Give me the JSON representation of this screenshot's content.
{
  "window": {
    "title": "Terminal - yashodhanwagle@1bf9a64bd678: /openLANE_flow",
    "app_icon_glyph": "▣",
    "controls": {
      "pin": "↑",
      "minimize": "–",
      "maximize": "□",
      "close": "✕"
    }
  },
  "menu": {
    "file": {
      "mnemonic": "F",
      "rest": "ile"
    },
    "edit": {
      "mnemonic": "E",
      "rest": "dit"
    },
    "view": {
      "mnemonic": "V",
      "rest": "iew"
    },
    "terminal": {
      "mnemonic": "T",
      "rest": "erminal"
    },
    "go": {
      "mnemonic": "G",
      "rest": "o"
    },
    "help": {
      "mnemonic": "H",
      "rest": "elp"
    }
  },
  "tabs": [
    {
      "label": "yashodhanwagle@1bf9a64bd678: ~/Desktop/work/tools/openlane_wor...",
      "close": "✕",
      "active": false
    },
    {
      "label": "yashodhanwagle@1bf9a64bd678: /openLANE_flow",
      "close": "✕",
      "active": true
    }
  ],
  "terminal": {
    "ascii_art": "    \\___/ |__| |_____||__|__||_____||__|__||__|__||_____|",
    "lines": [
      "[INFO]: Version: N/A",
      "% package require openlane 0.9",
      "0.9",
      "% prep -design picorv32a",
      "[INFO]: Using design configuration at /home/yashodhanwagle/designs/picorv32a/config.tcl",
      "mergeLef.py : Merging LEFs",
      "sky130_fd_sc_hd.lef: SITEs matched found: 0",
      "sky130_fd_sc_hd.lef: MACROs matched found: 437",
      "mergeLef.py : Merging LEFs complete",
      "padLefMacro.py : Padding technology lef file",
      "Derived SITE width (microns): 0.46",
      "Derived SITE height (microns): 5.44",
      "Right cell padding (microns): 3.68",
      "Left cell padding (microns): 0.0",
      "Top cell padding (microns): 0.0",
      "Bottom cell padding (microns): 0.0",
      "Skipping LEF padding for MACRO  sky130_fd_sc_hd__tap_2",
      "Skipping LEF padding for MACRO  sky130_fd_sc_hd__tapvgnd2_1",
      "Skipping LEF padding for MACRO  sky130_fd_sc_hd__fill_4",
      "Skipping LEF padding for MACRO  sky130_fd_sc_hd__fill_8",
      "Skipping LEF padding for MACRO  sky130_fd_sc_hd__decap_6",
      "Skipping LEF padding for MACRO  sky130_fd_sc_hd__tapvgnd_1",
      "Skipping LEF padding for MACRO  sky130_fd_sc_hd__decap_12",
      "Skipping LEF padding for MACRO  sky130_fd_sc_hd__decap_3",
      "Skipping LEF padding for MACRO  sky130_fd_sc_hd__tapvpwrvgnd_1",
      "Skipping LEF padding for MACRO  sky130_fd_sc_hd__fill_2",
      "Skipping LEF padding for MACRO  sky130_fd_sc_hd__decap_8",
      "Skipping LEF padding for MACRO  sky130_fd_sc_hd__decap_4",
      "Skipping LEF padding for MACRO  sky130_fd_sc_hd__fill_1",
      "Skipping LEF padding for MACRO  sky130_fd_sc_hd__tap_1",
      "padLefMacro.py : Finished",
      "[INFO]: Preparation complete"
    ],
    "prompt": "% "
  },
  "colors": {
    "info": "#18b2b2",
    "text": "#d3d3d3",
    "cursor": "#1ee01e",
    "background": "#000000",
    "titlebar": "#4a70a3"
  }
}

#### Instruction:
Copy all the records above exactly, missing none.

#### The solution:
Give me the JSON representation of this screenshot's content.
{
  "window": {
    "title": "Terminal - yashodhanwagle@1bf9a64bd678: /openLANE_flow",
    "app_icon_glyph": "▣",
    "controls": {
      "pin": "↑",
      "minimize": "–",
      "maximize": "□",
      "close": "✕"
    }
  },
  "menu": {
    "file": {
      "mnemonic": "F",
      "rest": "ile"
    },
    "edit": {
      "mnemonic": "E",
      "rest": "dit"
    },
    "view": {
      "mnemonic": "V",
      "rest": "iew"
    },
    "terminal": {
      "mnemonic": "T",
      "rest": "erminal"
    },
    "go": {
      "mnemonic": "G",
      "rest": "o"
    },
    "help": {
      "mnemonic": "H",
      "rest": "elp"
    }
  },
  "tabs": [
    {
      "label": "yashodhanwagle@1bf9a64bd678: ~/Desktop/work/tools/openlane_wor...",
      "close": "✕",
      "active": false
    },
    {
      "label": "yashodhanwagle@1bf9a64bd678: /openLANE_flow",
      "close": "✕",
      "active": true
    }
  ],
  "terminal": {
    "ascii_art": "    \\___/ |__| |_____||__|__||_____||__|__||__|__||_____|",
    "lines": [
      "[INFO]: Version: N/A",
      "% package require openlane 0.9",
      "0.9",
      "% prep -design picorv32a",
      "[INFO]: Using design configuration at /home/yashodhanwagle/designs/picorv32a/config.tcl",
      "mergeLef.py : Merging LEFs",
      "sky130_fd_sc_hd.lef: SITEs matched found: 0",
      "sky130_fd_sc_hd.lef: MACROs matched found: 437",
      "mergeLef.py : Merging LEFs complete",
      "padLefMacro.py : Padding technology lef file",
      "Derived SITE width (microns): 0.46",
      "Derived SITE height (microns): 5.44",
      "Right cell padding (microns): 3.68",
      "Left cell padding (microns): 0.0",
      "Top cell padding (microns): 0.0",
      "Bottom cell padding (microns): 0.0",
      "Skipping LEF padding for MACRO  sky130_fd_sc_hd__tap_2",
      "Skipping LEF padding for MACRO  sky130_fd_sc_hd__tapvgnd2_1",
      "Skipping LEF padding for MACRO  sky130_fd_sc_hd__fill_4",
      "Skipping LEF padding for MACRO  sky130_fd_sc_hd__fill_8",
      "Skipping LEF padding for MACRO  sky130_fd_sc_hd__decap_6",
      "Skipping LEF padding for MACRO  sky130_fd_sc_hd__tapvgnd_1",
      "Skipping LEF padding for MACRO  sky130_fd_sc_hd__decap_12",
      "Skipping LEF padding for MACRO  sky130_fd_sc_hd__decap_3",
      "Skipping LEF padding for MACRO  sky130_fd_sc_hd__tapvpwrvgnd_1",
      "Skipping LEF padding for MACRO  sky130_fd_sc_hd__fill_2",
      "Skipping LEF padding for MACRO  sky130_fd_sc_hd__decap_8",
      "Skipping LEF padding for MACRO  sky130_fd_sc_hd__decap_4",
      "Skipping LEF padding for MACRO  sky130_fd_sc_hd__fill_1",
      "Skipping LEF padding for MACRO  sky130_fd_sc_hd__tap_1",
      "padLefMacro.py : Finished",
      "[INFO]: Preparation complete"
    ],
    "prompt": "% "
  },
  "colors": {
    "info": "#18b2b2",
    "text": "#d3d3d3",
    "cursor": "#1ee01e",
    "background": "#000000",
    "titlebar": "#4a70a3"
  }
}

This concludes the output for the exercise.